▶ Testo da esaminare

=-=-=-=-=

La Surintendance aux biens culturels a précisé que seulement à l'achèvement de l'œuvre, les frais soutenus jusqu'à aujourd'hui ne seront pas remboursés, pour la simple raison que, pour pouvoir ajouter une œuvre de particulière valeur au patrimoine culturel de la Région, cette dernière doit être finie, et j'ai dit ce matin qu'elle était inachevée. L'engagement de frais pris par la délibération de Junte fait référence à l'achèvement de la sculpture - 9.120,00 euros -, au voyage, le vivre et le couvert pour l'artiste, frais d'incision de la phrase, assemblage et emballage de l'œuvre, transport en Vallée d'Aoste depuis Carrare, frais de déplacement à Aoste, ce qui fait 9.120,00 en plus service de magasinage 2.880,00 euros, dont j'ai parlé aussi ce matin.
Pour arriver à votre troisième question: "se si intende ancora collocare tale opera nella Cattedrale di Canterbury" ... non, parce que c'est un autre ouvrage, c'est quelque chose qui restera en Vallée d'Aoste.
Quant à la quatrième question: "pourquoi on n'a pas pourvu à couvrir les frais de magasinage", jusqu'au 31 décembre 2003, les frais de magasinage n'ont pas été facturés à l'Administration régionale. Etant donné les temps pour procéder à l'achèvement de la sculpture, la firme "Fornai Lavorazione Marmi" de Carrare, où la sculpture est déposée, a exigé, pour l'année 2004, le paiement d'un loyer. Au début de 2004, la Surintendance s'est donnée à faire pour prendre contact avec l'artiste Cox, pour vérifier le travail restant à faire et les coûts relatifs à cette dernière phase. C'est ce que j'ai déjà dit avant, si vous croyez je peux compléter ou si vous êtes satisfaits ainsi... vous voulez que je vous explique? Je ne sais pas si vous avez suivi ce matin, alors je répéterai les mêmes choses... je les répète? Non, c'est bon!
Président - La parole à la Conseillère Squarzino Secondina.
Squarzino (Arc-VA) - Ero convinta che si discutessero insieme le due iniziative, per questo ho seguito con attenzione la risposta data al collega stamattina. Assessore, lo deve ammettere: si ha l'impressione che questo artista che è stato scelto sia un po' monocorde, perché, in un caso, gli è affidato un altare-sepolcro; nell'altro caso, un tributo a Sant'Anselmo, che è descritto nella deliberazione come un cenotafio... penso sia la stessa tipologia di opera.
Mi chiedo allora se c'è la volontà di avere una copia in Valle di un'opera fatta per Canterbury; può darsi che sia una cosa interessante, però sarebbe interessante capire se effettivamente è così, se il dono che viene fatto da parte dell'autore è solo la copia di un'opera realizzata e comperata per mettere a Canterbury! Questo già è un po' strano, che detto autore, nel 2000, avesse già pensato a un cenotafio per Sant'Anselmo e poi, la stessa idea, nel 2002 è ripresa e si trasforma in un'opera comperata dalla Giunta! Anche questo acquisto dell'opera d'arte, della stessa progettualità, fa riflettere e pone degli interrogativi.

=-=-=-=-=

▶ Dati forniti

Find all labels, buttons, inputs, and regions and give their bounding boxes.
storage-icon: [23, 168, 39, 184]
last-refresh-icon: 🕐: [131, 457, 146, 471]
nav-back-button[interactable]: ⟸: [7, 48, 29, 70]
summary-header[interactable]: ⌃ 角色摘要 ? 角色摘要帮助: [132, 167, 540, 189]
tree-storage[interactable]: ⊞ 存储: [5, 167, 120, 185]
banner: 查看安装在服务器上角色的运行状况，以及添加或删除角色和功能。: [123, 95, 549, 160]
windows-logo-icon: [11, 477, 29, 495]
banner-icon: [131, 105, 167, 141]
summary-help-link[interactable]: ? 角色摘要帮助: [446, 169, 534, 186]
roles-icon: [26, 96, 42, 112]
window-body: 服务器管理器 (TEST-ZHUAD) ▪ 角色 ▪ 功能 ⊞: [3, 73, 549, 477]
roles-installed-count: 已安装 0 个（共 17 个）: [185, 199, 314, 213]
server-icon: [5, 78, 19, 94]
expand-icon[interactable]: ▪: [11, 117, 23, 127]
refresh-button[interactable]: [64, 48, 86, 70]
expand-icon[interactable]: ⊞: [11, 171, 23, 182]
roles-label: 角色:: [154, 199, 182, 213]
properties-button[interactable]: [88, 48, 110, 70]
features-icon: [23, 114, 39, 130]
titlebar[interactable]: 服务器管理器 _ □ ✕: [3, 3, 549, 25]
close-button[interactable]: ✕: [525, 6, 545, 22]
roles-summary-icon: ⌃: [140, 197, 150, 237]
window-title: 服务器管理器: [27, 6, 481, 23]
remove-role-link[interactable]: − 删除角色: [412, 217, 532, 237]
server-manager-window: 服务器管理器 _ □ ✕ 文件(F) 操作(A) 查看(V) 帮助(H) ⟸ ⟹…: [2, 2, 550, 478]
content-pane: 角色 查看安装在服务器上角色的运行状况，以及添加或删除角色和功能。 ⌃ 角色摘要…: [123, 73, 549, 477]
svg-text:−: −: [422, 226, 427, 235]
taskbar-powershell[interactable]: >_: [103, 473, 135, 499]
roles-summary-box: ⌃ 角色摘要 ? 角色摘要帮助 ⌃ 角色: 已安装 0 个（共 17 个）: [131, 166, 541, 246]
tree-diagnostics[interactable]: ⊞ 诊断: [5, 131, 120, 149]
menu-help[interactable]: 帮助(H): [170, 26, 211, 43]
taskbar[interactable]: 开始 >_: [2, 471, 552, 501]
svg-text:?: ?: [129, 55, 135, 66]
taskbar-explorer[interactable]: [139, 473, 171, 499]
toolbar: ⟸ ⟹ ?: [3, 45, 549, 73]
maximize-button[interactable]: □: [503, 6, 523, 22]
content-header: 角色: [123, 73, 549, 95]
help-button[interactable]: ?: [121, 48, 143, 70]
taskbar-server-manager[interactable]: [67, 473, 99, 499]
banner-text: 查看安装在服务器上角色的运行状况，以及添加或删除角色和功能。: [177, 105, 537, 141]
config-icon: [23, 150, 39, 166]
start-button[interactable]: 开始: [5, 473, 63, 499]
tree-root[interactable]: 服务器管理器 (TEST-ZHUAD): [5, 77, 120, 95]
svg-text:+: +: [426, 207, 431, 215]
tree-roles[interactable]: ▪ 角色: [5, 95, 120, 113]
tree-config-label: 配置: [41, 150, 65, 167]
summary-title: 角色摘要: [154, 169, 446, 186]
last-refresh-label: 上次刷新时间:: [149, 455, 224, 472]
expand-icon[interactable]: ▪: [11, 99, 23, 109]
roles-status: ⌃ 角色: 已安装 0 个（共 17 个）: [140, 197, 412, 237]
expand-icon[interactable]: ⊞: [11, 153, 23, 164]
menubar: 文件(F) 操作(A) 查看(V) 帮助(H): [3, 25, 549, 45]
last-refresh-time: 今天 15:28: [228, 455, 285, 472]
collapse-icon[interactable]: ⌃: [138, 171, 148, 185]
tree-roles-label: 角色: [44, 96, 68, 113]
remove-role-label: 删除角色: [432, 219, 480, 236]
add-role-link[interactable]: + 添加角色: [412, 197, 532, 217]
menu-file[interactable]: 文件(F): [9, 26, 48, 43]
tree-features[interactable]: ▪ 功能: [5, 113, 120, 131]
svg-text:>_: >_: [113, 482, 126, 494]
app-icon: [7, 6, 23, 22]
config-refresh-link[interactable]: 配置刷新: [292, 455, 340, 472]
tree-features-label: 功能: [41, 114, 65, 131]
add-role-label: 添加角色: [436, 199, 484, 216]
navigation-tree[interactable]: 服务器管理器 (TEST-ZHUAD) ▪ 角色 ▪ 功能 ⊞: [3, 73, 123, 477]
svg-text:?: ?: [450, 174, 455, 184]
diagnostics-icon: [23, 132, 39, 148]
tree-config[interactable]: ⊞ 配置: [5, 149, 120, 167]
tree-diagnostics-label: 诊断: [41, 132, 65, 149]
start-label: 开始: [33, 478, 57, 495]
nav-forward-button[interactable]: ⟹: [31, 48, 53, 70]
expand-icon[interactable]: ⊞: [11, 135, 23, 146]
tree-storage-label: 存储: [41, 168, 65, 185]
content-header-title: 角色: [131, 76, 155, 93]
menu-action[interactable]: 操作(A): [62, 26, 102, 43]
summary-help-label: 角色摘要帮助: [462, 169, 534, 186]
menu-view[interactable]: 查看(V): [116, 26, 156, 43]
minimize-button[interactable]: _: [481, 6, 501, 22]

=-=-=-=-=

▶ Compito assegnato
Rispondi alle seguenti domande sul testo, indicando ogni risposta con la stessa lettera della domanda.
(a) Presso quale ditta, e in quale città, è depositata la scultura?
(b) Fino a quale data le spese di magazzinaggio non sono state fatturate all'Amministrazione regionale?
(c) In quale anno l'autore aveva già pensato a un cenotafio per Sant'Anselmo?
I dati costituiscono un materiale a sé, distinto dal testo.

▶ Risposta
(a) Presso la ditta "Fornai Lavorazione Marmi" di Carrara.
(b) Fino al 31 dicembre 2003.
(c) Nel 2000.